» Set task: Output every line of the material exactly, omitting images.

» Input data:
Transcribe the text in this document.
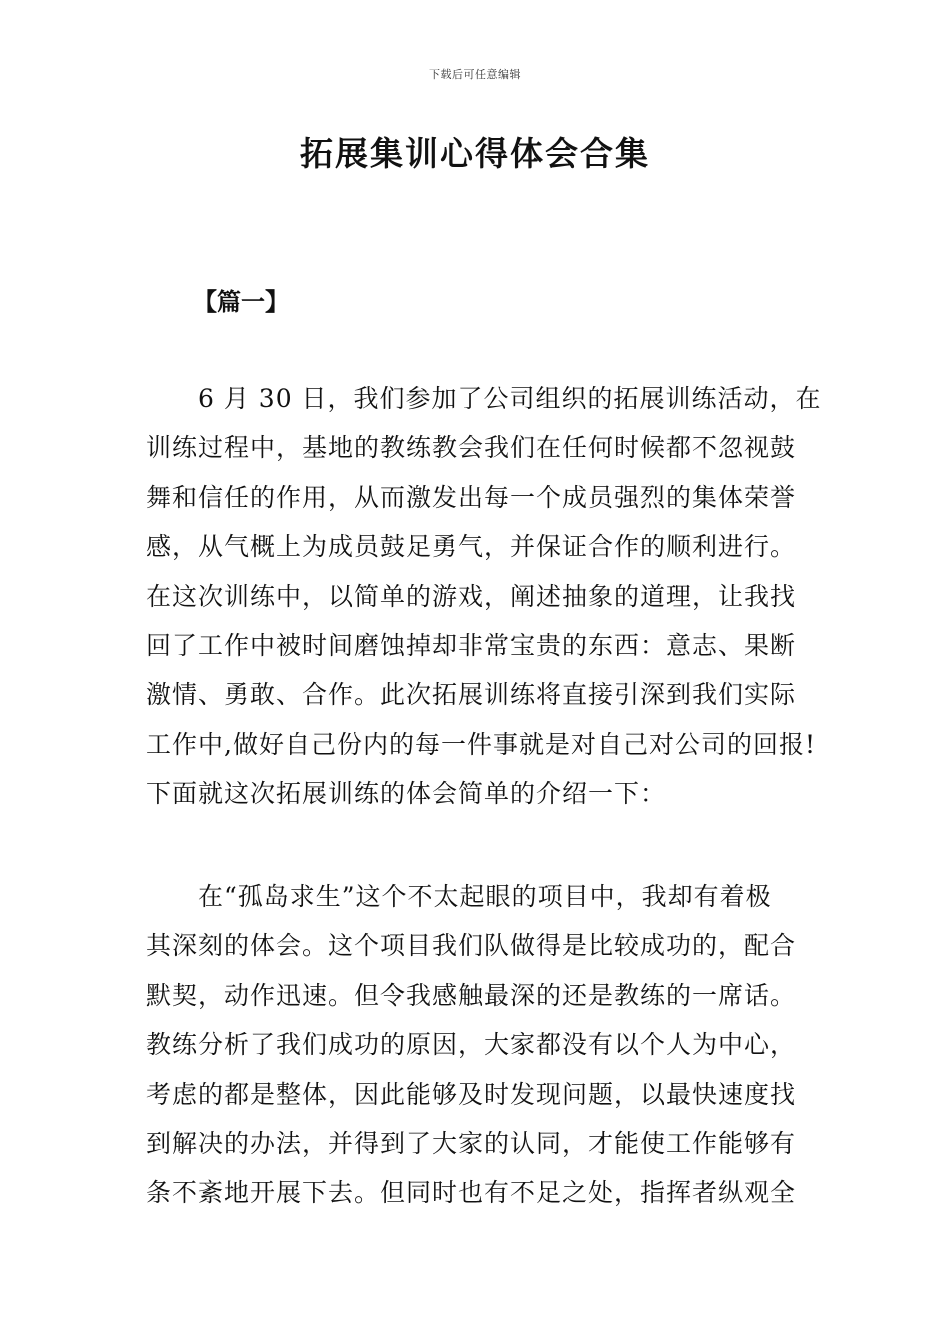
下载后可任意编辑
拓展集训心得体会合集
【篇一】
6 月 30 日，我们参加了公司组织的拓展训练活动，在
训练过程中，基地的教练教会我们在任何时候都不忽视鼓
舞和信任的作用，从而激发出每一个成员强烈的集体荣誉
感，从气概上为成员鼓足勇气，并保证合作的顺利进行。
在这次训练中，以简单的游戏，阐述抽象的道理，让我找
回了工作中被时间磨蚀掉却非常宝贵的东西：意志、果断
激情、勇敢、合作。此次拓展训练将直接引深到我们实际
工作中,做好自己份内的每一件事就是对自己对公司的回报!
下面就这次拓展训练的体会简单的介绍一下：
在“孤岛求生”这个不太起眼的项目中，我却有着极
其深刻的体会。这个项目我们队做得是比较成功的，配合
默契，动作迅速。但令我感触最深的还是教练的一席话。
教练分析了我们成功的原因，大家都没有以个人为中心，
考虑的都是整体，因此能够及时发现问题，以最快速度找
到解决的办法，并得到了大家的认同，才能使工作能够有
条不紊地开展下去。但同时也有不足之处，指挥者纵观全
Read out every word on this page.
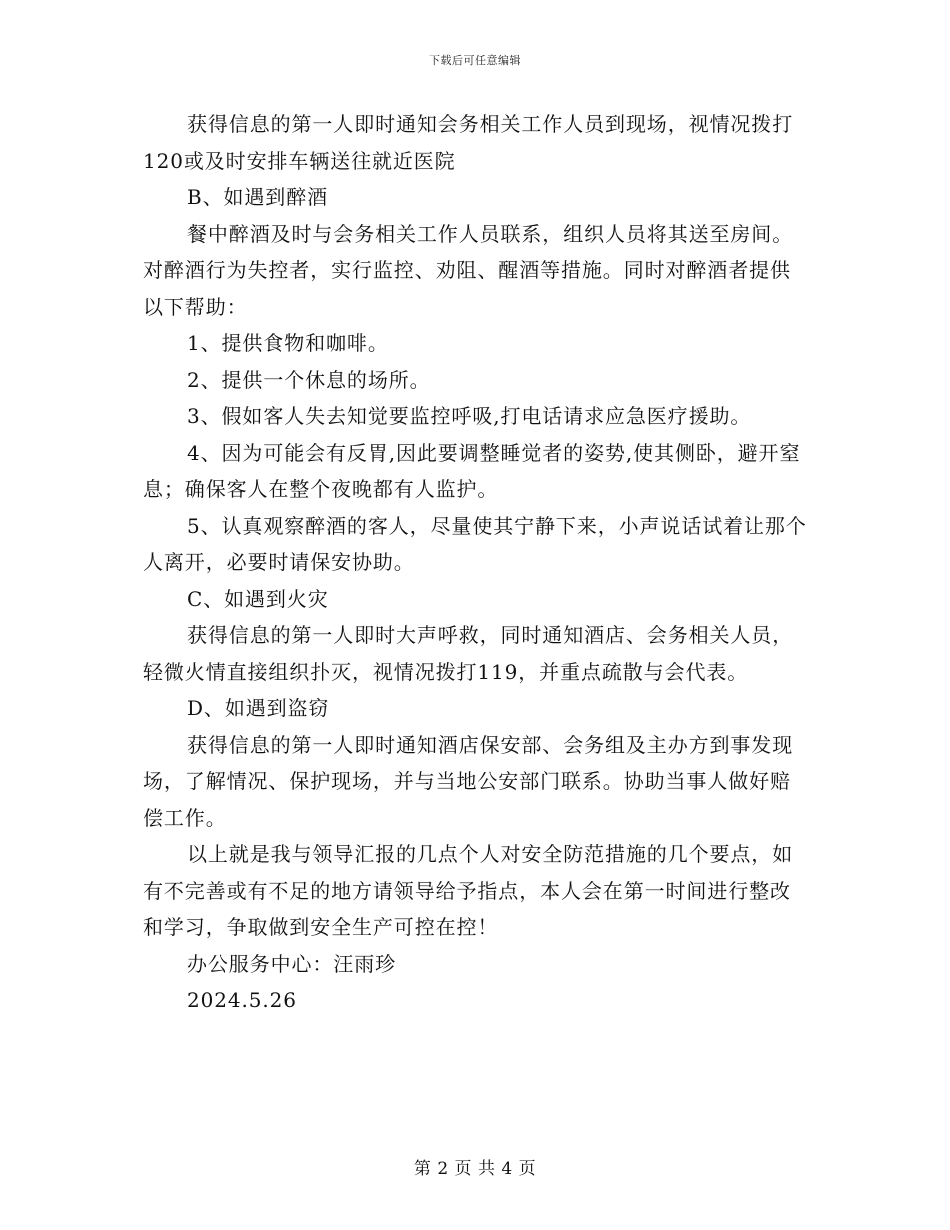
下载后可任意编辑

获得信息的第一人即时通知会务相关工作人员到现场，视情况拨打120或及时安排车辆送往就近医院

B、如遇到醉酒

餐中醉酒及时与会务相关工作人员联系，组织人员将其送至房间。对醉酒行为失控者，实行监控、劝阻、醒酒等措施。同时对醉酒者提供以下帮助：

1、提供食物和咖啡。

2、提供一个休息的场所。

3、假如客人失去知觉要监控呼吸,打电话请求应急医疗援助。

4、因为可能会有反胃,因此要调整睡觉者的姿势,使其侧卧，避开窒息；确保客人在整个夜晚都有人监护。

5、认真观察醉酒的客人，尽量使其宁静下来，小声说话试着让那个人离开，必要时请保安协助。

C、如遇到火灾

获得信息的第一人即时大声呼救，同时通知酒店、会务相关人员，轻微火情直接组织扑灭，视情况拨打119，并重点疏散与会代表。

D、如遇到盗窃

获得信息的第一人即时通知酒店保安部、会务组及主办方到事发现场，了解情况、保护现场，并与当地公安部门联系。协助当事人做好赔偿工作。

以上就是我与领导汇报的几点个人对安全防范措施的几个要点，如有不完善或有不足的地方请领导给予指点，本人会在第一时间进行整改和学习，争取做到安全生产可控在控！

办公服务中心：汪雨珍

2024.5.26

第 2 页 共 4 页
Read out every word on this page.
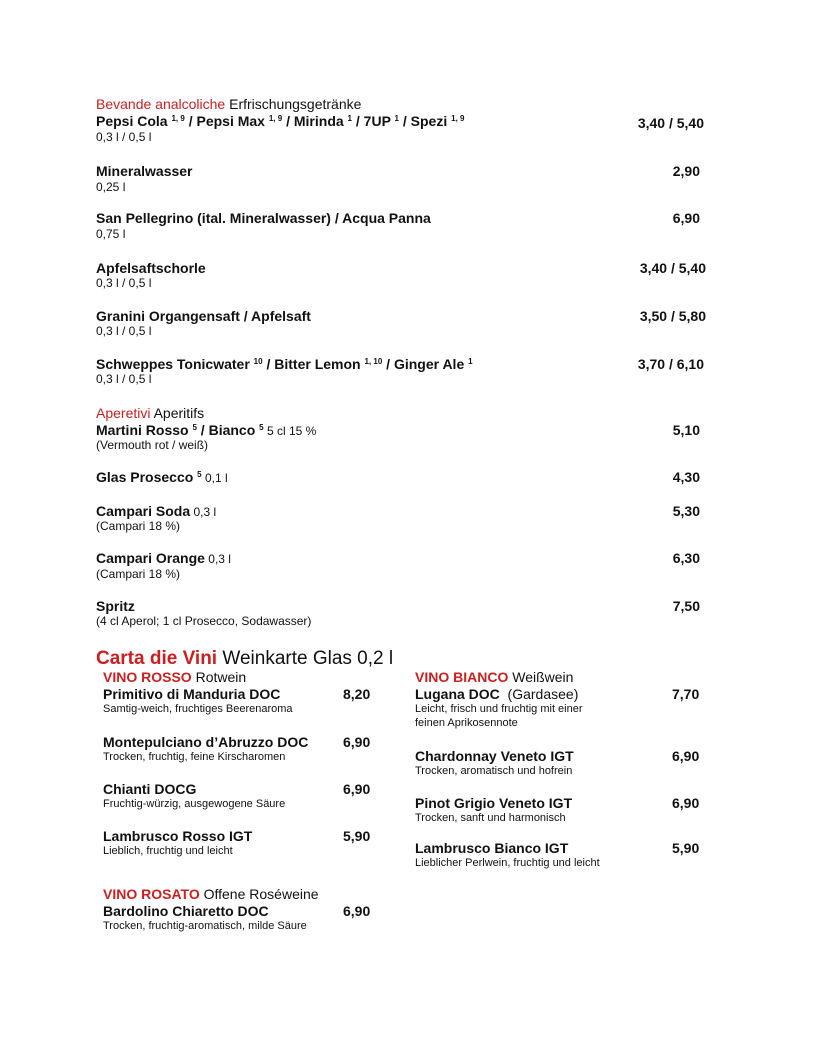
Bevande analcoliche Erfrischungsgetränke
Pepsi Cola $^{1, 9}$ / Pepsi Max $^{1, 9}$ / Mirinda $^1$ / 7UP $^1$ / Spezi $^{1, 9}$
0,3 l / 0,5 l
3,40 / 5,40
Mineralwasser
0,25 l
2,90
San Pellegrino (ital. Mineralwasser) / Acqua Panna
0,75 l
6,90
Apfelsaftschorle
0,3 l / 0,5 l
3,40 / 5,40
Granini Organgensaft / Apfelsaft
0,3 l / 0,5 l
3,50 / 5,80
Schweppes Tonicwater $^{10}$ / Bitter Lemon $^{1, 10}$ / Ginger Ale $^1$
0,3 l / 0,5 l
3,70 / 6,10
Aperetivi Aperitifs
Martini Rosso $^5$ / Bianco $^5$ 5 cl 15 %
(Vermouth rot / weiß)
5,10
Glas Prosecco $^5$ 0,1 l	4,30
Campari Soda 0,3 l
(Campari 18 %)
5,30
Campari Orange 0,3 l
(Campari 18 %)
6,30
Spritz
(4 cl Aperol; 1 cl Prosecco, Sodawasser)
7,50
Carta die Vini Weinkarte Glas 0,2 l
VINO ROSSO Rotwein
Primitivo di Manduria DOC
Samtig-weich, fruchtiges Beerenaroma
8,20
Montepulciano d’Abruzzo DOC
Trocken, fruchtig, feine Kirscharomen
6,90
Chianti DOCG
Fruchtig-würzig, ausgewogene Säure
6,90
Lambrusco Rosso IGT
Lieblich, fruchtig und leicht
5,90
VINO ROSATO Offene Roséweine
Bardolino Chiaretto DOC
Trocken, fruchtig-aromatisch, milde Säure
6,90
VINO BIANCO Weißwein
Lugana DOC  (Gardasee)
Leicht, frisch und fruchtig mit einer
feinen Aprikosennote
7,70
Chardonnay Veneto IGT
Trocken, aromatisch und hofrein
6,90
Pinot Grigio Veneto IGT
Trocken, sanft und harmonisch
6,90
Lambrusco Bianco IGT
Lieblicher Perlwein, fruchtig und leicht
5,90
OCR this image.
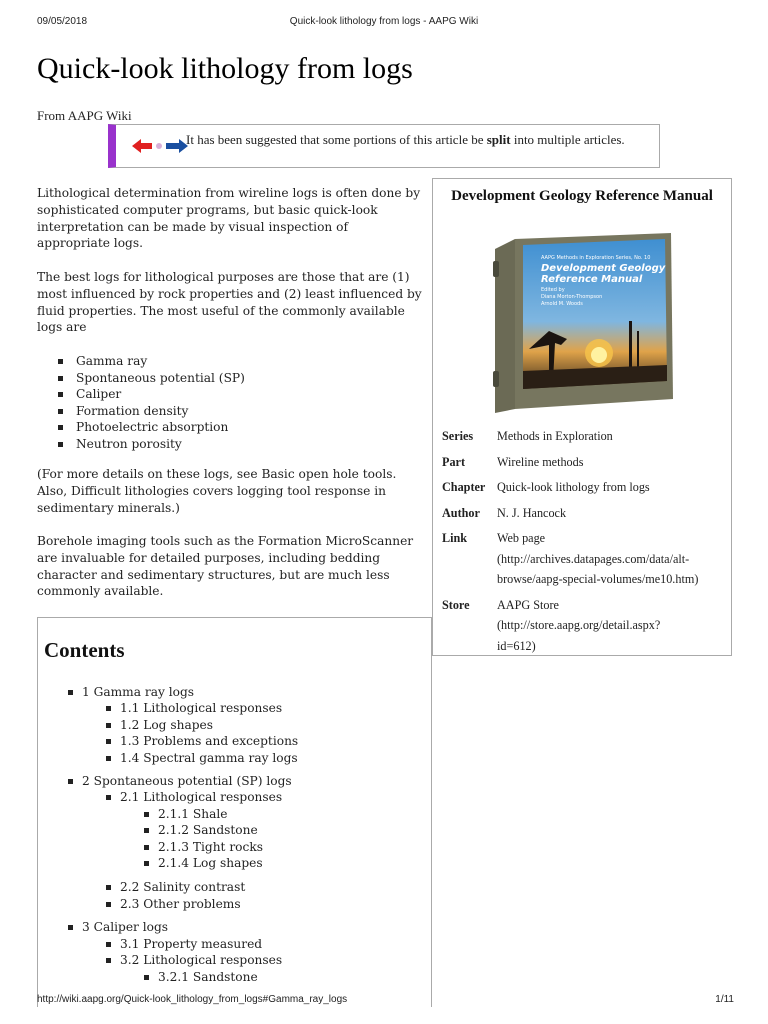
09/05/2018	Quick-look lithology from logs - AAPG Wiki
Quick-look lithology from logs
From AAPG Wiki
It has been suggested that some portions of this article be split into multiple articles.

Lithological determination from wireline logs is often done by sophisticated computer programs, but basic quick-look interpretation can be made by visual inspection of appropriate logs.

The best logs for lithological purposes are those that are (1) most influenced by rock properties and (2) least influenced by fluid properties. The most useful of the commonly available logs are

Gamma ray
Spontaneous potential (SP)
Caliper
Formation density
Photoelectric absorption
Neutron porosity

(For more details on these logs, see Basic open hole tools. Also, Difficult lithologies covers logging tool response in sedimentary minerals.)

Borehole imaging tools such as the Formation MicroScanner are invaluable for detailed purposes, including bedding character and sedimentary structures, but are much less commonly available.

Development Geology Reference Manual
AAPG Methods in Exploration Series, No. 10
Development Geology
Reference Manual
Edited by
Diana Morton-Thompson
Arnold M. Woods
Series	Methods in Exploration
Part	Wireline methods
Chapter Quick-look lithology from logs
Author	N. J. Hancock
Link	Web page
(http://archives.datapages.com/data/alt-
browse/aapg-special-volumes/me10.htm)
Store	AAPG Store
(http://store.aapg.org/detail.aspx?
id=612)
Contents
1 Gamma ray logs
1.1 Lithological responses
1.2 Log shapes
1.3 Problems and exceptions
1.4 Spectral gamma ray logs
2 Spontaneous potential (SP) logs
2.1 Lithological responses
2.1.1 Shale
2.1.2 Sandstone
2.1.3 Tight rocks
2.1.4 Log shapes
2.2 Salinity contrast
2.3 Other problems
3 Caliper logs
3.1 Property measured
3.2 Lithological responses
3.2.1 Sandstone
http://wiki.aapg.org/Quick-look_lithology_from_logs#Gamma_ray_logs	1/11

» Solution to this task:
Transcribe the text in this document.
下载后可任意编辑
拓展集训心得体会合集
【篇一】
6 月 30 日，我们参加了公司组织的拓展训练活动，在
训练过程中，基地的教练教会我们在任何时候都不忽视鼓
舞和信任的作用，从而激发出每一个成员强烈的集体荣誉
感，从气概上为成员鼓足勇气，并保证合作的顺利进行。
在这次训练中，以简单的游戏，阐述抽象的道理，让我找
回了工作中被时间磨蚀掉却非常宝贵的东西：意志、果断
激情、勇敢、合作。此次拓展训练将直接引深到我们实际
工作中,做好自己份内的每一件事就是对自己对公司的回报!
下面就这次拓展训练的体会简单的介绍一下：
在“孤岛求生”这个不太起眼的项目中，我却有着极
其深刻的体会。这个项目我们队做得是比较成功的，配合
默契，动作迅速。但令我感触最深的还是教练的一席话。
教练分析了我们成功的原因，大家都没有以个人为中心，
考虑的都是整体，因此能够及时发现问题，以最快速度找
到解决的办法，并得到了大家的认同，才能使工作能够有
条不紊地开展下去。但同时也有不足之处，指挥者纵观全
Read out every word on this page.
下载后可任意编辑

获得信息的第一人即时通知会务相关工作人员到现场，视情况拨打120或及时安排车辆送往就近医院

B、如遇到醉酒

餐中醉酒及时与会务相关工作人员联系，组织人员将其送至房间。对醉酒行为失控者，实行监控、劝阻、醒酒等措施。同时对醉酒者提供以下帮助：

1、提供食物和咖啡。

2、提供一个休息的场所。

3、假如客人失去知觉要监控呼吸,打电话请求应急医疗援助。

4、因为可能会有反胃,因此要调整睡觉者的姿势,使其侧卧，避开窒息；确保客人在整个夜晚都有人监护。

5、认真观察醉酒的客人，尽量使其宁静下来，小声说话试着让那个人离开，必要时请保安协助。

C、如遇到火灾

获得信息的第一人即时大声呼救，同时通知酒店、会务相关人员，轻微火情直接组织扑灭，视情况拨打119，并重点疏散与会代表。

D、如遇到盗窃

获得信息的第一人即时通知酒店保安部、会务组及主办方到事发现场，了解情况、保护现场，并与当地公安部门联系。协助当事人做好赔偿工作。

以上就是我与领导汇报的几点个人对安全防范措施的几个要点，如有不完善或有不足的地方请领导给予指点，本人会在第一时间进行整改和学习，争取做到安全生产可控在控！

办公服务中心：汪雨珍

2024.5.26

第 2 页 共 4 页
Read out every word on this page.
Bevande analcoliche Erfrischungsgetränke
Pepsi Cola $^{1, 9}$ / Pepsi Max $^{1, 9}$ / Mirinda $^1$ / 7UP $^1$ / Spezi $^{1, 9}$
0,3 l / 0,5 l
3,40 / 5,40
Mineralwasser
0,25 l
2,90
San Pellegrino (ital. Mineralwasser) / Acqua Panna
0,75 l
6,90
Apfelsaftschorle
0,3 l / 0,5 l
3,40 / 5,40
Granini Organgensaft / Apfelsaft
0,3 l / 0,5 l
3,50 / 5,80
Schweppes Tonicwater $^{10}$ / Bitter Lemon $^{1, 10}$ / Ginger Ale $^1$
0,3 l / 0,5 l
3,70 / 6,10
Aperetivi Aperitifs
Martini Rosso $^5$ / Bianco $^5$ 5 cl 15 %
(Vermouth rot / weiß)
5,10
Glas Prosecco $^5$ 0,1 l	4,30
Campari Soda 0,3 l
(Campari 18 %)
5,30
Campari Orange 0,3 l
(Campari 18 %)
6,30
Spritz
(4 cl Aperol; 1 cl Prosecco, Sodawasser)
7,50
Carta die Vini Weinkarte Glas 0,2 l
VINO ROSSO Rotwein
Primitivo di Manduria DOC
Samtig-weich, fruchtiges Beerenaroma
8,20
Montepulciano d’Abruzzo DOC
Trocken, fruchtig, feine Kirscharomen
6,90
Chianti DOCG
Fruchtig-würzig, ausgewogene Säure
6,90
Lambrusco Rosso IGT
Lieblich, fruchtig und leicht
5,90
VINO ROSATO Offene Roséweine
Bardolino Chiaretto DOC
Trocken, fruchtig-aromatisch, milde Säure
6,90
VINO BIANCO Weißwein
Lugana DOC  (Gardasee)
Leicht, frisch und fruchtig mit einer
feinen Aprikosennote
7,70
Chardonnay Veneto IGT
Trocken, aromatisch und hofrein
6,90
Pinot Grigio Veneto IGT
Trocken, sanft und harmonisch
6,90
Lambrusco Bianco IGT
Lieblicher Perlwein, fruchtig und leicht
5,90
OCR this image.
09/05/2018	Quick-look lithology from logs - AAPG Wiki
Quick-look lithology from logs
From AAPG Wiki
It has been suggested that some portions of this article be split into multiple articles.

Lithological determination from wireline logs is often done by sophisticated computer programs, but basic quick-look interpretation can be made by visual inspection of appropriate logs.

The best logs for lithological purposes are those that are (1) most influenced by rock properties and (2) least influenced by fluid properties. The most useful of the commonly available logs are

Gamma ray
Spontaneous potential (SP)
Caliper
Formation density
Photoelectric absorption
Neutron porosity

(For more details on these logs, see Basic open hole tools. Also, Difficult lithologies covers logging tool response in sedimentary minerals.)

Borehole imaging tools such as the Formation MicroScanner are invaluable for detailed purposes, including bedding character and sedimentary structures, but are much less commonly available.

Development Geology Reference Manual
AAPG Methods in Exploration Series, No. 10
Development Geology
Reference Manual
Edited by
Diana Morton-Thompson
Arnold M. Woods
Series	Methods in Exploration
Part	Wireline methods
Chapter Quick-look lithology from logs
Author	N. J. Hancock
Link	Web page
(http://archives.datapages.com/data/alt-
browse/aapg-special-volumes/me10.htm)
Store	AAPG Store
(http://store.aapg.org/detail.aspx?
id=612)
Contents
1 Gamma ray logs
1.1 Lithological responses
1.2 Log shapes
1.3 Problems and exceptions
1.4 Spectral gamma ray logs
2 Spontaneous potential (SP) logs
2.1 Lithological responses
2.1.1 Shale
2.1.2 Sandstone
2.1.3 Tight rocks
2.1.4 Log shapes
2.2 Salinity contrast
2.3 Other problems
3 Caliper logs
3.1 Property measured
3.2 Lithological responses
3.2.1 Sandstone
http://wiki.aapg.org/Quick-look_lithology_from_logs#Gamma_ray_logs	1/11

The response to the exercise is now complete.